Input>
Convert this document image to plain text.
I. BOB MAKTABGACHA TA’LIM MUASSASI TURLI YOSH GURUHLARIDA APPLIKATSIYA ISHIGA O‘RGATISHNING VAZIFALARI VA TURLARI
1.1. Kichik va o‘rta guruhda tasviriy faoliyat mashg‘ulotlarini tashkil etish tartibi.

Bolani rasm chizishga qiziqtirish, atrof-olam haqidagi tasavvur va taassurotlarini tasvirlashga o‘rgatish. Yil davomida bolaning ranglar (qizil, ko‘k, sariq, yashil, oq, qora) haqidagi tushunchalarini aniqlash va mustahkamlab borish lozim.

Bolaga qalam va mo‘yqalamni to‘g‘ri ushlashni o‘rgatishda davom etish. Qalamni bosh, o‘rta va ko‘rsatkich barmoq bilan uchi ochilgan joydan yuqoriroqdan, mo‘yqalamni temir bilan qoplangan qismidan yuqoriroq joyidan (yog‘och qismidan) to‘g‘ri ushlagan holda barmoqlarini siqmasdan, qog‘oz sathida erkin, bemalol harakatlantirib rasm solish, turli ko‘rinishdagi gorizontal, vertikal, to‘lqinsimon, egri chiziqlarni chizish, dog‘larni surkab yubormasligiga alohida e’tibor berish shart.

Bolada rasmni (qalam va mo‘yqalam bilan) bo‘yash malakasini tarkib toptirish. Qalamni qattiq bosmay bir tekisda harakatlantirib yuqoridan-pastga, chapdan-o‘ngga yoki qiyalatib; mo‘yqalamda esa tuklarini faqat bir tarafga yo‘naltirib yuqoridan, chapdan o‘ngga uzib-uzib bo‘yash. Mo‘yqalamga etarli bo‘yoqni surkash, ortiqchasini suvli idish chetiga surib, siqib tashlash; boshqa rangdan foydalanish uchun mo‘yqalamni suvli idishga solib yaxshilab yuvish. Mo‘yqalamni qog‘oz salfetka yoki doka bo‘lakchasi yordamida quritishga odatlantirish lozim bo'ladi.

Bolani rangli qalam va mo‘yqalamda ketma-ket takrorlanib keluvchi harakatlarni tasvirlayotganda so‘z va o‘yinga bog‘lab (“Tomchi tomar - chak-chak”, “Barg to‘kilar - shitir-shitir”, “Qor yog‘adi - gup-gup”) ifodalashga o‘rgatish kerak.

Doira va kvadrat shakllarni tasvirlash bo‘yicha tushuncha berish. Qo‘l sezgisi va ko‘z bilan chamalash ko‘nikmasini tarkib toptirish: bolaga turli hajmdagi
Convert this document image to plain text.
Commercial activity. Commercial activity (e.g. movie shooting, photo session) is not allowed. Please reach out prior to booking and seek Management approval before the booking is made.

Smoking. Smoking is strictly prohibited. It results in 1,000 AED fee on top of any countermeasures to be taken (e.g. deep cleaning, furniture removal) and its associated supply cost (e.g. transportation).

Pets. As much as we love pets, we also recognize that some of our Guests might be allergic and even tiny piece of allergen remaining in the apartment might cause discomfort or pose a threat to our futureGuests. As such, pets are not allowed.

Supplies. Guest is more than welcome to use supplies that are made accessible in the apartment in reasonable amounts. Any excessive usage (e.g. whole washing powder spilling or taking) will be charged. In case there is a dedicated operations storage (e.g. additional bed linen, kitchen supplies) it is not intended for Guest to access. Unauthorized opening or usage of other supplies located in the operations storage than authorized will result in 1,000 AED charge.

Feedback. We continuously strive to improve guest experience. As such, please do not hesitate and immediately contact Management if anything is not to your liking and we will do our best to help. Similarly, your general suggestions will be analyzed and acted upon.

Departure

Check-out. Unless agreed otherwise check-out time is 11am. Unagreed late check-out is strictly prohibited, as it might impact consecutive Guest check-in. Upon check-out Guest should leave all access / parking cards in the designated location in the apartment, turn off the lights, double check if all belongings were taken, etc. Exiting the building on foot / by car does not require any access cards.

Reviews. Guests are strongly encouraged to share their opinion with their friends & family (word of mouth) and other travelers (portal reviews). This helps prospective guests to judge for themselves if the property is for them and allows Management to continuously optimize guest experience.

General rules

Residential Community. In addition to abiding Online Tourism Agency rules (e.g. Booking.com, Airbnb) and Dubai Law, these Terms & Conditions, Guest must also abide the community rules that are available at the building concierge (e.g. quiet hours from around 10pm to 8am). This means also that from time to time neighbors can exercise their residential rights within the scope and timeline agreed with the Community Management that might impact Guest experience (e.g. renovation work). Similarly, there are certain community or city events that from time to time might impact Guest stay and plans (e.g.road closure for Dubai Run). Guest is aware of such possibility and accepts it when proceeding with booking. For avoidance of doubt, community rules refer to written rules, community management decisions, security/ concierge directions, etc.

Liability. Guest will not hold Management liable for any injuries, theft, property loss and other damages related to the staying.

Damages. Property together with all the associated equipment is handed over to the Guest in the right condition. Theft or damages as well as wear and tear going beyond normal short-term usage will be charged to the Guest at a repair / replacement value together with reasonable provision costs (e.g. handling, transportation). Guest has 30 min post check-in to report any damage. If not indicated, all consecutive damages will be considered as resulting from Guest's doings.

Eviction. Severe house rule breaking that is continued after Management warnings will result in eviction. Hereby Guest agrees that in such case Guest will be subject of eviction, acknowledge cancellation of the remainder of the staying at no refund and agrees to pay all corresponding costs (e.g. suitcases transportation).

Stated goal>
Copy all of the material word for word.

Solution>
Convert this document image to plain text.
I. BOB MAKTABGACHA TA’LIM MUASSASI TURLI YOSH GURUHLARIDA APPLIKATSIYA ISHIGA O‘RGATISHNING VAZIFALARI VA TURLARI
1.1. Kichik va o‘rta guruhda tasviriy faoliyat mashg‘ulotlarini tashkil etish tartibi.

Bolani rasm chizishga qiziqtirish, atrof-olam haqidagi tasavvur va taassurotlarini tasvirlashga o‘rgatish. Yil davomida bolaning ranglar (qizil, ko‘k, sariq, yashil, oq, qora) haqidagi tushunchalarini aniqlash va mustahkamlab borish lozim.

Bolaga qalam va mo‘yqalamni to‘g‘ri ushlashni o‘rgatishda davom etish. Qalamni bosh, o‘rta va ko‘rsatkich barmoq bilan uchi ochilgan joydan yuqoriroqdan, mo‘yqalamni temir bilan qoplangan qismidan yuqoriroq joyidan (yog‘och qismidan) to‘g‘ri ushlagan holda barmoqlarini siqmasdan, qog‘oz sathida erkin, bemalol harakatlantirib rasm solish, turli ko‘rinishdagi gorizontal, vertikal, to‘lqinsimon, egri chiziqlarni chizish, dog‘larni surkab yubormasligiga alohida e’tibor berish shart.

Bolada rasmni (qalam va mo‘yqalam bilan) bo‘yash malakasini tarkib toptirish. Qalamni qattiq bosmay bir tekisda harakatlantirib yuqoridan-pastga, chapdan-o‘ngga yoki qiyalatib; mo‘yqalamda esa tuklarini faqat bir tarafga yo‘naltirib yuqoridan, chapdan o‘ngga uzib-uzib bo‘yash. Mo‘yqalamga etarli bo‘yoqni surkash, ortiqchasini suvli idish chetiga surib, siqib tashlash; boshqa rangdan foydalanish uchun mo‘yqalamni suvli idishga solib yaxshilab yuvish. Mo‘yqalamni qog‘oz salfetka yoki doka bo‘lakchasi yordamida quritishga odatlantirish lozim bo'ladi.

Bolani rangli qalam va mo‘yqalamda ketma-ket takrorlanib keluvchi harakatlarni tasvirlayotganda so‘z va o‘yinga bog‘lab (“Tomchi tomar - chak-chak”, “Barg to‘kilar - shitir-shitir”, “Qor yog‘adi - gup-gup”) ifodalashga o‘rgatish kerak.

Doira va kvadrat shakllarni tasvirlash bo‘yicha tushuncha berish. Qo‘l sezgisi va ko‘z bilan chamalash ko‘nikmasini tarkib toptirish: bolaga turli hajmdagi
Convert this document image to plain text.
Commercial activity. Commercial activity (e.g. movie shooting, photo session) is not allowed. Please reach out prior to booking and seek Management approval before the booking is made.

Smoking. Smoking is strictly prohibited. It results in 1,000 AED fee on top of any countermeasures to be taken (e.g. deep cleaning, furniture removal) and its associated supply cost (e.g. transportation).

Pets. As much as we love pets, we also recognize that some of our Guests might be allergic and even tiny piece of allergen remaining in the apartment might cause discomfort or pose a threat to our futureGuests. As such, pets are not allowed.

Supplies. Guest is more than welcome to use supplies that are made accessible in the apartment in reasonable amounts. Any excessive usage (e.g. whole washing powder spilling or taking) will be charged. In case there is a dedicated operations storage (e.g. additional bed linen, kitchen supplies) it is not intended for Guest to access. Unauthorized opening or usage of other supplies located in the operations storage than authorized will result in 1,000 AED charge.

Feedback. We continuously strive to improve guest experience. As such, please do not hesitate and immediately contact Management if anything is not to your liking and we will do our best to help. Similarly, your general suggestions will be analyzed and acted upon.

Departure

Check-out. Unless agreed otherwise check-out time is 11am. Unagreed late check-out is strictly prohibited, as it might impact consecutive Guest check-in. Upon check-out Guest should leave all access / parking cards in the designated location in the apartment, turn off the lights, double check if all belongings were taken, etc. Exiting the building on foot / by car does not require any access cards.

Reviews. Guests are strongly encouraged to share their opinion with their friends & family (word of mouth) and other travelers (portal reviews). This helps prospective guests to judge for themselves if the property is for them and allows Management to continuously optimize guest experience.

General rules

Residential Community. In addition to abiding Online Tourism Agency rules (e.g. Booking.com, Airbnb) and Dubai Law, these Terms & Conditions, Guest must also abide the community rules that are available at the building concierge (e.g. quiet hours from around 10pm to 8am). This means also that from time to time neighbors can exercise their residential rights within the scope and timeline agreed with the Community Management that might impact Guest experience (e.g. renovation work). Similarly, there are certain community or city events that from time to time might impact Guest stay and plans (e.g.road closure for Dubai Run). Guest is aware of such possibility and accepts it when proceeding with booking. For avoidance of doubt, community rules refer to written rules, community management decisions, security/ concierge directions, etc.

Liability. Guest will not hold Management liable for any injuries, theft, property loss and other damages related to the staying.

Damages. Property together with all the associated equipment is handed over to the Guest in the right condition. Theft or damages as well as wear and tear going beyond normal short-term usage will be charged to the Guest at a repair / replacement value together with reasonable provision costs (e.g. handling, transportation). Guest has 30 min post check-in to report any damage. If not indicated, all consecutive damages will be considered as resulting from Guest's doings.

Eviction. Severe house rule breaking that is continued after Management warnings will result in eviction. Hereby Guest agrees that in such case Guest will be subject of eviction, acknowledge cancellation of the remainder of the staying at no refund and agrees to pay all corresponding costs (e.g. suitcases transportation).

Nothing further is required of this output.